■ REQUIRED WORK:
Quote the whole listing exactly. Leave the pictures out of your copy.

--- BEGIN ---

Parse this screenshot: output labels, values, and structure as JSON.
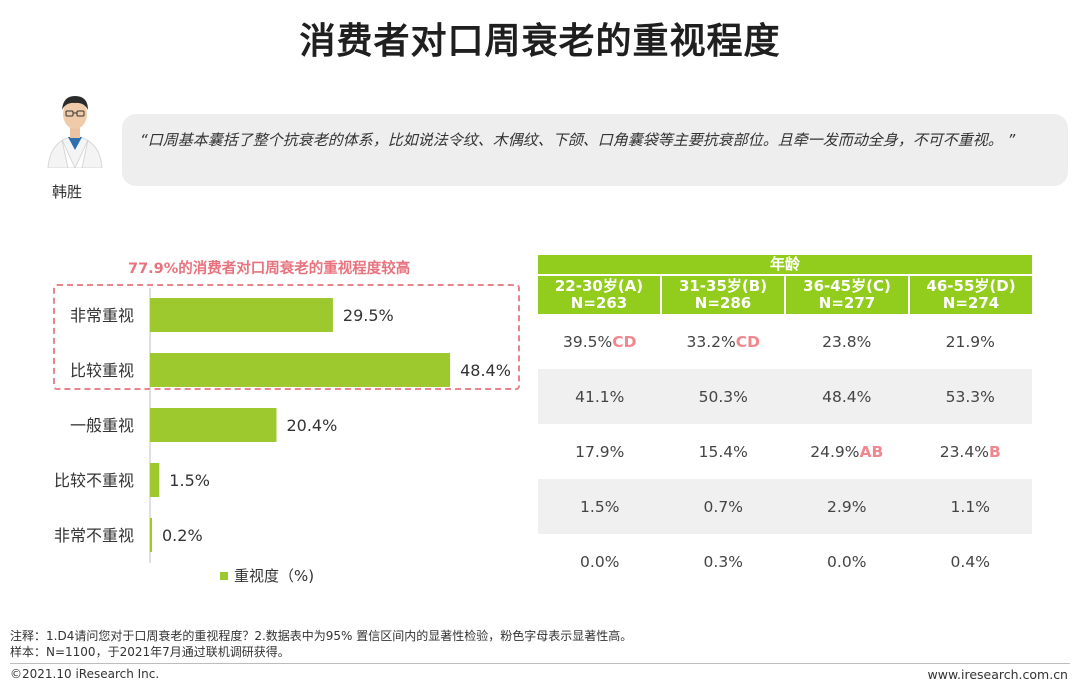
{
  "page": {
    "title": "消费者对口周衰老的重视程度",
    "person_name": "韩胜",
    "quote": "“口周基本囊括了整个抗衰老的体系，比如说法令纹、木偶纹、下颌、口角囊袋等主要抗衰部位。且牵一发而动全身，不可不重视。 ”",
    "chart_headline": "77.9%的消费者对口周衰老的重视程度较高",
    "legend_label": "重视度（%)"
  },
  "chart_data": {
    "type": "bar",
    "orientation": "horizontal",
    "categories": [
      "非常重视",
      "比较重视",
      "一般重视",
      "比较不重视",
      "非常不重视"
    ],
    "series": [
      {
        "name": "重视度（%)",
        "values": [
          29.5,
          48.4,
          20.4,
          1.5,
          0.2
        ],
        "color": "#9dc92f"
      }
    ],
    "value_labels": [
      "29.5%",
      "48.4%",
      "20.4%",
      "1.5%",
      "0.2%"
    ],
    "xlim": [
      0,
      50
    ],
    "legend_position": "bottom"
  },
  "table": {
    "group_header": "年龄",
    "columns": [
      {
        "line1": "22-30岁(A)",
        "line2": "N=263"
      },
      {
        "line1": "31-35岁(B)",
        "line2": "N=286"
      },
      {
        "line1": "36-45岁(C)",
        "line2": "N=277"
      },
      {
        "line1": "46-55岁(D)",
        "line2": "N=274"
      }
    ],
    "rows": [
      [
        {
          "v": "39.5%",
          "s": "CD"
        },
        {
          "v": "33.2%",
          "s": "CD"
        },
        {
          "v": "23.8%",
          "s": ""
        },
        {
          "v": "21.9%",
          "s": ""
        }
      ],
      [
        {
          "v": "41.1%",
          "s": ""
        },
        {
          "v": "50.3%",
          "s": ""
        },
        {
          "v": "48.4%",
          "s": ""
        },
        {
          "v": "53.3%",
          "s": ""
        }
      ],
      [
        {
          "v": "17.9%",
          "s": ""
        },
        {
          "v": "15.4%",
          "s": ""
        },
        {
          "v": "24.9%",
          "s": "AB"
        },
        {
          "v": "23.4%",
          "s": "B"
        }
      ],
      [
        {
          "v": "1.5%",
          "s": ""
        },
        {
          "v": "0.7%",
          "s": ""
        },
        {
          "v": "2.9%",
          "s": ""
        },
        {
          "v": "1.1%",
          "s": ""
        }
      ],
      [
        {
          "v": "0.0%",
          "s": ""
        },
        {
          "v": "0.3%",
          "s": ""
        },
        {
          "v": "0.0%",
          "s": ""
        },
        {
          "v": "0.4%",
          "s": ""
        }
      ]
    ]
  },
  "footer": {
    "note1": "注释：1.D4请问您对于口周衰老的重视程度？2.数据表中为95% 置信区间内的显著性检验，粉色字母表示显著性高。",
    "note2": "样本：N=1100，于2021年7月通过联机调研获得。",
    "copyright": "©2021.10 iResearch Inc.",
    "website": "www.iresearch.com.cn"
  },
  "colors": {
    "bar": "#9dc92f",
    "table_header": "#92cd1e",
    "accent_pink": "#e8737e"
  }
}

--- END ---

■ SOLUTION:
Parse this screenshot: output labels, values, and structure as JSON.
{
  "page": {
    "title": "消费者对口周衰老的重视程度",
    "person_name": "韩胜",
    "quote": "“口周基本囊括了整个抗衰老的体系，比如说法令纹、木偶纹、下颌、口角囊袋等主要抗衰部位。且牵一发而动全身，不可不重视。 ”",
    "chart_headline": "77.9%的消费者对口周衰老的重视程度较高",
    "legend_label": "重视度（%)"
  },
  "chart_data": {
    "type": "bar",
    "orientation": "horizontal",
    "categories": [
      "非常重视",
      "比较重视",
      "一般重视",
      "比较不重视",
      "非常不重视"
    ],
    "series": [
      {
        "name": "重视度（%)",
        "values": [
          29.5,
          48.4,
          20.4,
          1.5,
          0.2
        ],
        "color": "#9dc92f"
      }
    ],
    "value_labels": [
      "29.5%",
      "48.4%",
      "20.4%",
      "1.5%",
      "0.2%"
    ],
    "xlim": [
      0,
      50
    ],
    "legend_position": "bottom"
  },
  "table": {
    "group_header": "年龄",
    "columns": [
      {
        "line1": "22-30岁(A)",
        "line2": "N=263"
      },
      {
        "line1": "31-35岁(B)",
        "line2": "N=286"
      },
      {
        "line1": "36-45岁(C)",
        "line2": "N=277"
      },
      {
        "line1": "46-55岁(D)",
        "line2": "N=274"
      }
    ],
    "rows": [
      [
        {
          "v": "39.5%",
          "s": "CD"
        },
        {
          "v": "33.2%",
          "s": "CD"
        },
        {
          "v": "23.8%",
          "s": ""
        },
        {
          "v": "21.9%",
          "s": ""
        }
      ],
      [
        {
          "v": "41.1%",
          "s": ""
        },
        {
          "v": "50.3%",
          "s": ""
        },
        {
          "v": "48.4%",
          "s": ""
        },
        {
          "v": "53.3%",
          "s": ""
        }
      ],
      [
        {
          "v": "17.9%",
          "s": ""
        },
        {
          "v": "15.4%",
          "s": ""
        },
        {
          "v": "24.9%",
          "s": "AB"
        },
        {
          "v": "23.4%",
          "s": "B"
        }
      ],
      [
        {
          "v": "1.5%",
          "s": ""
        },
        {
          "v": "0.7%",
          "s": ""
        },
        {
          "v": "2.9%",
          "s": ""
        },
        {
          "v": "1.1%",
          "s": ""
        }
      ],
      [
        {
          "v": "0.0%",
          "s": ""
        },
        {
          "v": "0.3%",
          "s": ""
        },
        {
          "v": "0.0%",
          "s": ""
        },
        {
          "v": "0.4%",
          "s": ""
        }
      ]
    ]
  },
  "footer": {
    "note1": "注释：1.D4请问您对于口周衰老的重视程度？2.数据表中为95% 置信区间内的显著性检验，粉色字母表示显著性高。",
    "note2": "样本：N=1100，于2021年7月通过联机调研获得。",
    "copyright": "©2021.10 iResearch Inc.",
    "website": "www.iresearch.com.cn"
  },
  "colors": {
    "bar": "#9dc92f",
    "table_header": "#92cd1e",
    "accent_pink": "#e8737e"
  }
}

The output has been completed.